## [Exercise description]
Which lines contain the word "Diligence"? Return each of them as written.

## [Data to use]

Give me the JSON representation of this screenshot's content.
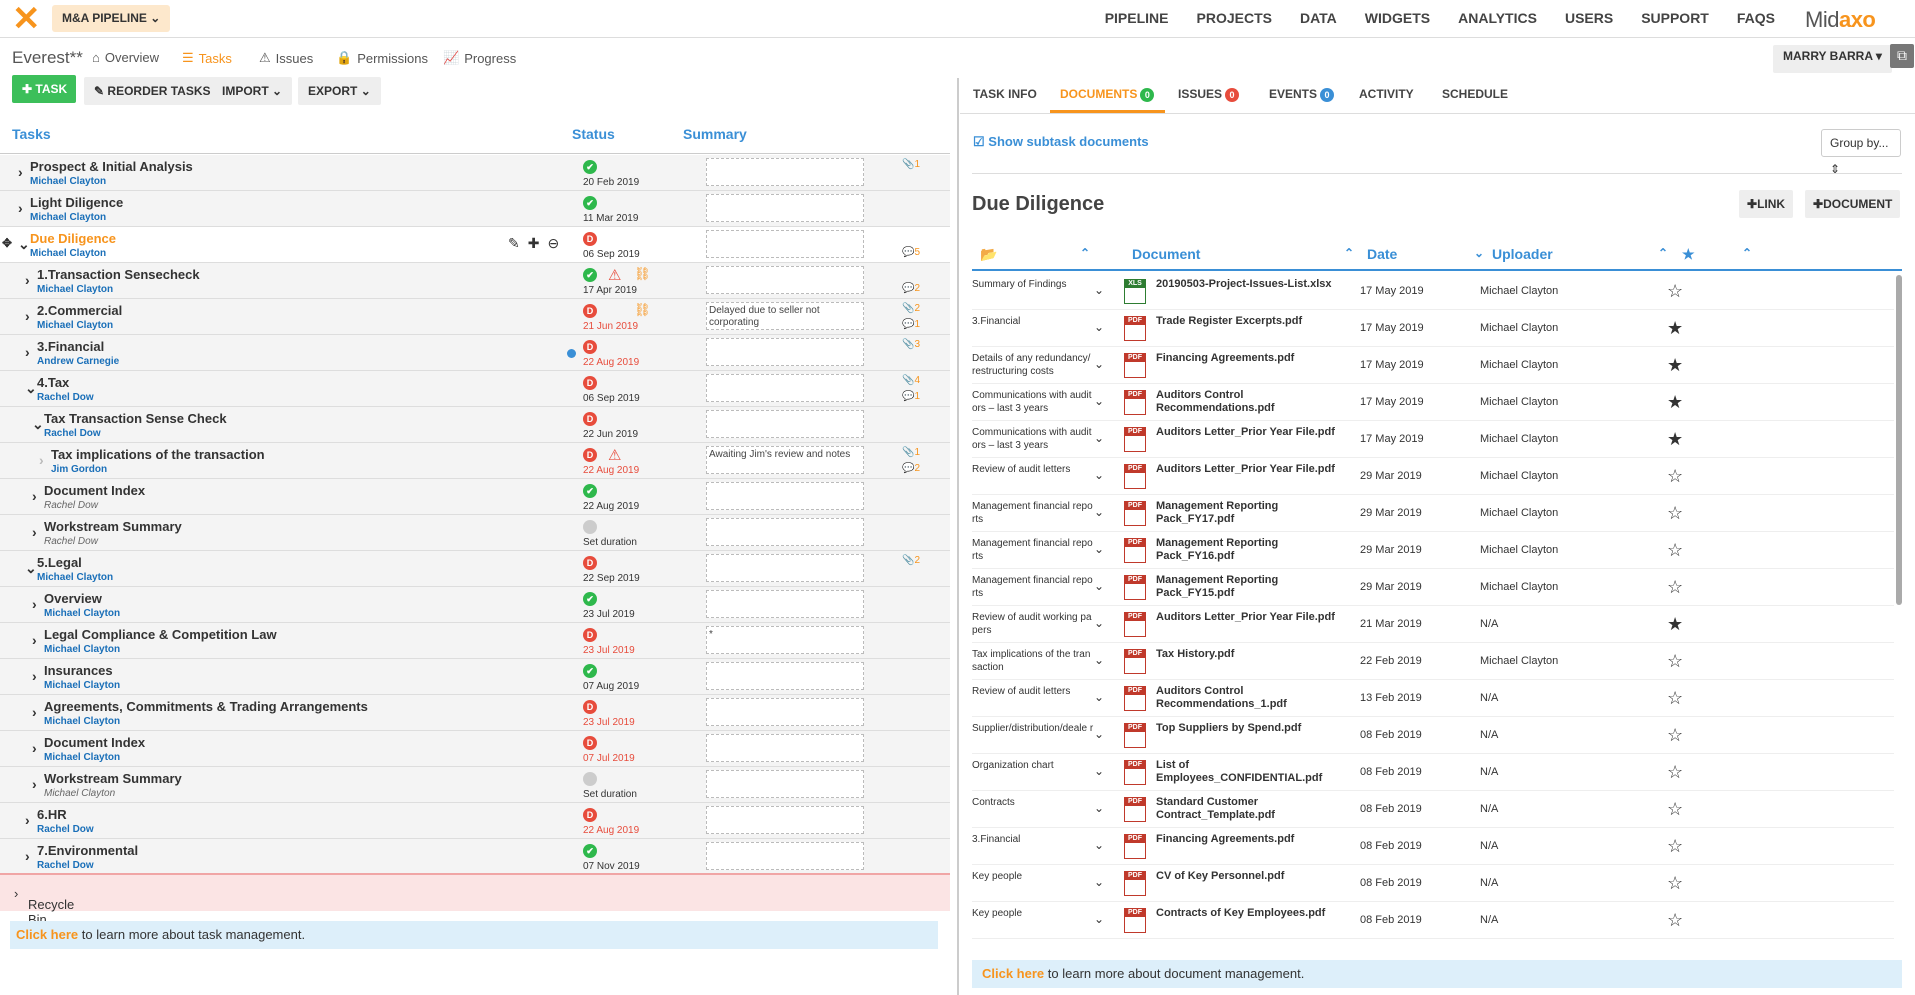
{
  "topbar": {
    "pipeline_label": "M&A PIPELINE",
    "nav": [
      "PIPELINE",
      "PROJECTS",
      "DATA",
      "WIDGETS",
      "ANALYTICS",
      "USERS",
      "SUPPORT",
      "FAQS"
    ],
    "brand_left": "Mid",
    "brand_right": "axo",
    "user": "MARRY BARRA"
  },
  "project": {
    "name": "Everest**",
    "tabs": [
      "Overview",
      "Tasks",
      "Issues",
      "Permissions",
      "Progress"
    ]
  },
  "toolbar": {
    "add_task": "TASK",
    "reorder": "REORDER TASKS",
    "import": "IMPORT",
    "export": "EXPORT"
  },
  "task_headers": {
    "tasks": "Tasks",
    "status": "Status",
    "summary": "Summary"
  },
  "tasks": [
    {
      "name": "Prospect & Initial Analysis",
      "assignee": "Michael Clayton",
      "date": "20 Feb 2019",
      "status": "ok",
      "count": "1",
      "count_icon": "attachment-icon"
    },
    {
      "name": "Light Diligence",
      "assignee": "Michael Clayton",
      "date": "11 Mar 2019",
      "status": "ok"
    },
    {
      "name": "Due Diligence",
      "assignee": "Michael Clayton",
      "date": "06 Sep 2019",
      "status": "D",
      "count": "5",
      "count_icon": "comment-icon"
    },
    {
      "name": "1.Transaction Sensecheck",
      "assignee": "Michael Clayton",
      "date": "17 Apr 2019",
      "status": "ok",
      "count": "2",
      "count_icon": "comment-icon"
    },
    {
      "name": "2.Commercial",
      "assignee": "Michael Clayton",
      "date": "21 Jun 2019",
      "status": "D",
      "summary": "Delayed due to seller not corporating",
      "count": "2",
      "count2": "1"
    },
    {
      "name": "3.Financial",
      "assignee": "Andrew Carnegie",
      "date": "22 Aug 2019",
      "status": "D",
      "count": "3"
    },
    {
      "name": "4.Tax",
      "assignee": "Rachel Dow",
      "date": "06 Sep 2019",
      "status": "D",
      "count": "4",
      "count2": "1"
    },
    {
      "name": "Tax Transaction Sense Check",
      "assignee": "Rachel Dow",
      "date": "22 Jun 2019",
      "status": "D"
    },
    {
      "name": "Tax implications of the transaction",
      "assignee": "Jim Gordon",
      "date": "22 Aug 2019",
      "status": "D",
      "summary": "Awaiting Jim's review and notes",
      "count": "1",
      "count2": "2"
    },
    {
      "name": "Document Index",
      "assignee": "Rachel Dow",
      "date": "22 Aug 2019",
      "status": "ok"
    },
    {
      "name": "Workstream Summary",
      "assignee": "Rachel Dow",
      "date": "Set duration",
      "status": "none"
    },
    {
      "name": "5.Legal",
      "assignee": "Michael Clayton",
      "date": "22 Sep 2019",
      "status": "D",
      "count": "2"
    },
    {
      "name": "Overview",
      "assignee": "Michael Clayton",
      "date": "23 Jul 2019",
      "status": "ok"
    },
    {
      "name": "Legal Compliance & Competition Law",
      "assignee": "Michael Clayton",
      "date": "23 Jul 2019",
      "status": "D",
      "summary": "*"
    },
    {
      "name": "Insurances",
      "assignee": "Michael Clayton",
      "date": "07 Aug 2019",
      "status": "ok"
    },
    {
      "name": "Agreements, Commitments & Trading Arrangements",
      "assignee": "Michael Clayton",
      "date": "23 Jul 2019",
      "status": "D"
    },
    {
      "name": "Document Index",
      "assignee": "Michael Clayton",
      "date": "07 Jul 2019",
      "status": "D"
    },
    {
      "name": "Workstream Summary",
      "assignee": "Michael Clayton",
      "date": "Set duration",
      "status": "none"
    },
    {
      "name": "6.HR",
      "assignee": "Rachel Dow",
      "date": "22 Aug 2019",
      "status": "D"
    },
    {
      "name": "7.Environmental",
      "assignee": "Rachel Dow",
      "date": "07 Nov 2019",
      "status": "ok"
    }
  ],
  "recycle_bin": "Recycle Bin",
  "help_left": {
    "link": "Click here",
    "text": " to learn more about task management."
  },
  "right_tabs": [
    {
      "label": "TASK INFO"
    },
    {
      "label": "DOCUMENTS",
      "badge": "0",
      "badge_color": "#2eb84c"
    },
    {
      "label": "ISSUES",
      "badge": "0",
      "badge_color": "#e74c3c"
    },
    {
      "label": "EVENTS",
      "badge": "0",
      "badge_color": "#3a8fd6"
    },
    {
      "label": "ACTIVITY"
    },
    {
      "label": "SCHEDULE"
    }
  ],
  "docs_panel": {
    "show_subtask": "Show subtask documents",
    "group_by": "Group by...",
    "title": "Due Diligence",
    "link_btn": "LINK",
    "doc_btn": "DOCUMENT",
    "headers": {
      "document": "Document",
      "date": "Date",
      "uploader": "Uploader"
    }
  },
  "documents": [
    {
      "category": "Summary of Findings",
      "name": "20190503-Project-Issues-List.xlsx",
      "date": "17 May 2019",
      "uploader": "Michael Clayton",
      "type": "xls",
      "starred": false
    },
    {
      "category": "3.Financial",
      "name": "Trade Register Excerpts.pdf",
      "date": "17 May 2019",
      "uploader": "Michael Clayton",
      "type": "pdf",
      "starred": true
    },
    {
      "category": "Details of any redundancy/ restructuring costs",
      "name": "Financing Agreements.pdf",
      "date": "17 May 2019",
      "uploader": "Michael Clayton",
      "type": "pdf",
      "starred": true
    },
    {
      "category": "Communications with audit ors – last 3 years",
      "name": "Auditors Control Recommendations.pdf",
      "date": "17 May 2019",
      "uploader": "Michael Clayton",
      "type": "pdf",
      "starred": true
    },
    {
      "category": "Communications with audit ors – last 3 years",
      "name": "Auditors Letter_Prior Year File.pdf",
      "date": "17 May 2019",
      "uploader": "Michael Clayton",
      "type": "pdf",
      "starred": true
    },
    {
      "category": "Review of audit letters",
      "name": "Auditors Letter_Prior Year File.pdf",
      "date": "29 Mar 2019",
      "uploader": "Michael Clayton",
      "type": "pdf",
      "starred": false
    },
    {
      "category": "Management financial repo rts",
      "name": "Management Reporting Pack_FY17.pdf",
      "date": "29 Mar 2019",
      "uploader": "Michael Clayton",
      "type": "pdf",
      "starred": false
    },
    {
      "category": "Management financial repo rts",
      "name": "Management Reporting Pack_FY16.pdf",
      "date": "29 Mar 2019",
      "uploader": "Michael Clayton",
      "type": "pdf",
      "starred": false
    },
    {
      "category": "Management financial repo rts",
      "name": "Management Reporting Pack_FY15.pdf",
      "date": "29 Mar 2019",
      "uploader": "Michael Clayton",
      "type": "pdf",
      "starred": false
    },
    {
      "category": "Review of audit working pa pers",
      "name": "Auditors Letter_Prior Year File.pdf",
      "date": "21 Mar 2019",
      "uploader": "N/A",
      "type": "pdf",
      "starred": true
    },
    {
      "category": "Tax implications of the tran saction",
      "name": "Tax History.pdf",
      "date": "22 Feb 2019",
      "uploader": "Michael Clayton",
      "type": "pdf",
      "starred": false
    },
    {
      "category": "Review of audit letters",
      "name": "Auditors Control Recommendations_1.pdf",
      "date": "13 Feb 2019",
      "uploader": "N/A",
      "type": "pdf",
      "starred": false
    },
    {
      "category": "Supplier/distribution/deale r",
      "name": "Top Suppliers by Spend.pdf",
      "date": "08 Feb 2019",
      "uploader": "N/A",
      "type": "pdf",
      "starred": false
    },
    {
      "category": "Organization chart",
      "name": "List of Employees_CONFIDENTIAL.pdf",
      "date": "08 Feb 2019",
      "uploader": "N/A",
      "type": "pdf",
      "starred": false
    },
    {
      "category": "Contracts",
      "name": "Standard Customer Contract_Template.pdf",
      "date": "08 Feb 2019",
      "uploader": "N/A",
      "type": "pdf",
      "starred": false
    },
    {
      "category": "3.Financial",
      "name": "Financing Agreements.pdf",
      "date": "08 Feb 2019",
      "uploader": "N/A",
      "type": "pdf",
      "starred": false
    },
    {
      "category": "Key people",
      "name": "CV of Key Personnel.pdf",
      "date": "08 Feb 2019",
      "uploader": "N/A",
      "type": "pdf",
      "starred": false
    },
    {
      "category": "Key people",
      "name": "Contracts of Key Employees.pdf",
      "date": "08 Feb 2019",
      "uploader": "N/A",
      "type": "pdf",
      "starred": false
    }
  ],
  "help_right": {
    "link": "Click here",
    "text": " to learn more about document management."
  }
}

## [Solution]
      "name": "Light Diligence",
      "name": "Due Diligence",
    "title": "Due Diligence",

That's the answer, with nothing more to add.